[start Information supplied]

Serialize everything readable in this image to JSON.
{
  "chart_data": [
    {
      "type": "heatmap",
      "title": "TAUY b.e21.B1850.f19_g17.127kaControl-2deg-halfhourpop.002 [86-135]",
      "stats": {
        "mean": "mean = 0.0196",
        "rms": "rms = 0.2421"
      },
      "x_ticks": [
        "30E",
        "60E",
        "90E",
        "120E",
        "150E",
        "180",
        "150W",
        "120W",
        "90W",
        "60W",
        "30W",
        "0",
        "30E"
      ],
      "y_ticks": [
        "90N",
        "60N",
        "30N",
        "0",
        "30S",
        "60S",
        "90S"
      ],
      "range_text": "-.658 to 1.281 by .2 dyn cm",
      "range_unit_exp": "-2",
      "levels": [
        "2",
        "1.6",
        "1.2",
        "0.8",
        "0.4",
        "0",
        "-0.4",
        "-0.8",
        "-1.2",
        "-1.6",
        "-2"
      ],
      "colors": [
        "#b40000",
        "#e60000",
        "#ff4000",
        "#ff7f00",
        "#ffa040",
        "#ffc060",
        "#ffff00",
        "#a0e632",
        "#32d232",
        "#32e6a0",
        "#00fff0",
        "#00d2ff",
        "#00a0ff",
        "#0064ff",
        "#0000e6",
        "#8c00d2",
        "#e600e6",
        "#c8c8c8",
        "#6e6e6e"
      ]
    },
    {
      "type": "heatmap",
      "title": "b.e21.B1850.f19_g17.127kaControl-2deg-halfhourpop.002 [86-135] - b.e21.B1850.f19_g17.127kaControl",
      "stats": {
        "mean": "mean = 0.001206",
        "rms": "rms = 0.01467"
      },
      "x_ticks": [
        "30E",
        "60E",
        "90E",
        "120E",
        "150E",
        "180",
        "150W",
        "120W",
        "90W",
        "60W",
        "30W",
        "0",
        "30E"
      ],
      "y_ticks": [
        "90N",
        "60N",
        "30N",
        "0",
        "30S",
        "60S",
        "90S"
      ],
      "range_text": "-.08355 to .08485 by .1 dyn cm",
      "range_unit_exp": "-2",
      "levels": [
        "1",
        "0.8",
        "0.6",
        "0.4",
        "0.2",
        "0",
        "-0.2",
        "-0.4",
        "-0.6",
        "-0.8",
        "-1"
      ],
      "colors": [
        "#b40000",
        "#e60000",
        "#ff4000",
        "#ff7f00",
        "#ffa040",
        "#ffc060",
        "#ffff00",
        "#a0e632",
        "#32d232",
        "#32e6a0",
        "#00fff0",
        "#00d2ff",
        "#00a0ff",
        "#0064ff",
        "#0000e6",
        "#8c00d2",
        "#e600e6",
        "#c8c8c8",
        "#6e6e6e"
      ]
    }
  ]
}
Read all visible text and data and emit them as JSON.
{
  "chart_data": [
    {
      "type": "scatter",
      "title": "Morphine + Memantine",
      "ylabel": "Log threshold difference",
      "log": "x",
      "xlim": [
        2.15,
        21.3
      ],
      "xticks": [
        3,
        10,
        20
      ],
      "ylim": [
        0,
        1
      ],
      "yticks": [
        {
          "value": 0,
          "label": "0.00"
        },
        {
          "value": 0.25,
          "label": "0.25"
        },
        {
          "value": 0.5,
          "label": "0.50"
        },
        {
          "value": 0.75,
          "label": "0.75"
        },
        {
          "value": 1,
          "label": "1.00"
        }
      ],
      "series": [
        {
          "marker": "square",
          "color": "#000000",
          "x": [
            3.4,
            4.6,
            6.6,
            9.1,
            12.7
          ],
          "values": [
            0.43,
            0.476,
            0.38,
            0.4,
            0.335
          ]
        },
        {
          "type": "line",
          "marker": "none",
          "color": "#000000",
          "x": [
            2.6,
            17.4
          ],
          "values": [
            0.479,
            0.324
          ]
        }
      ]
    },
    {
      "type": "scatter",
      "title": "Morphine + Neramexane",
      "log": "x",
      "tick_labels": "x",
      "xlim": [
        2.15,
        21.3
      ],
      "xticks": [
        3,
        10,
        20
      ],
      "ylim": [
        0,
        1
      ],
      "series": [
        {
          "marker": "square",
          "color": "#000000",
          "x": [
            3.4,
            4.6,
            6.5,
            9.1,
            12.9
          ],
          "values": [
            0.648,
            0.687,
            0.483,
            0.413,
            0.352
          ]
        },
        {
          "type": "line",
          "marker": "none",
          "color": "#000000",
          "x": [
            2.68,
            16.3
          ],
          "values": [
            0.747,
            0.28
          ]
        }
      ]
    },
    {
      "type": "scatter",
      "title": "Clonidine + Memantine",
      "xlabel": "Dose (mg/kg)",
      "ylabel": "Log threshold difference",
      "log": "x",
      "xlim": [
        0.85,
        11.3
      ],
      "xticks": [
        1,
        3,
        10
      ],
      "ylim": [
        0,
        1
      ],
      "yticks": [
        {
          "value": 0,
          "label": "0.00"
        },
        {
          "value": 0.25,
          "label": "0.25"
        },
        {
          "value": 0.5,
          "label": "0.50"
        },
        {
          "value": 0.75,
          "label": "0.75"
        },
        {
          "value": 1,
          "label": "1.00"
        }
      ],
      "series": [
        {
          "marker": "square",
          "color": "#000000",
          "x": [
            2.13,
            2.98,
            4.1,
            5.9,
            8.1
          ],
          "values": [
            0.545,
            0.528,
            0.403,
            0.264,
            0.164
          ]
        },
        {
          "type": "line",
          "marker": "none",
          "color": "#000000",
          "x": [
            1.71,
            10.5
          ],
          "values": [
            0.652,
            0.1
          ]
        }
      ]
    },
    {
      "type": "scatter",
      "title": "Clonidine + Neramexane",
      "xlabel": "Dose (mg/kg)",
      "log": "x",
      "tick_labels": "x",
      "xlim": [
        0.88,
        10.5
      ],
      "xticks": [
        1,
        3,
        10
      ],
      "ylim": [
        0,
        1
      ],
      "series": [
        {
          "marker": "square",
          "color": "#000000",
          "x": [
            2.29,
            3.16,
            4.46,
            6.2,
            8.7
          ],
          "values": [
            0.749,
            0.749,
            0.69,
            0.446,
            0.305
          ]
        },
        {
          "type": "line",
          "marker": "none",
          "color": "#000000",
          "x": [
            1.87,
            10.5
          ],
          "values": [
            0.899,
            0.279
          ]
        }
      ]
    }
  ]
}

[end Information supplied]

* Stated problem *
Collect the lines of the records that include the string "title".

* Finished answer *
      "title": "TAUY b.e21.B1850.f19_g17.127kaControl-2deg-halfhourpop.002 [86-135]",
      "title": "b.e21.B1850.f19_g17.127kaControl-2deg-halfhourpop.002 [86-135] - b.e21.B1850.f19_g17.127kaControl",
      "title": "Morphine + Memantine",
      "title": "Morphine + Neramexane",
      "title": "Clonidine + Memantine",
      "title": "Clonidine + Neramexane",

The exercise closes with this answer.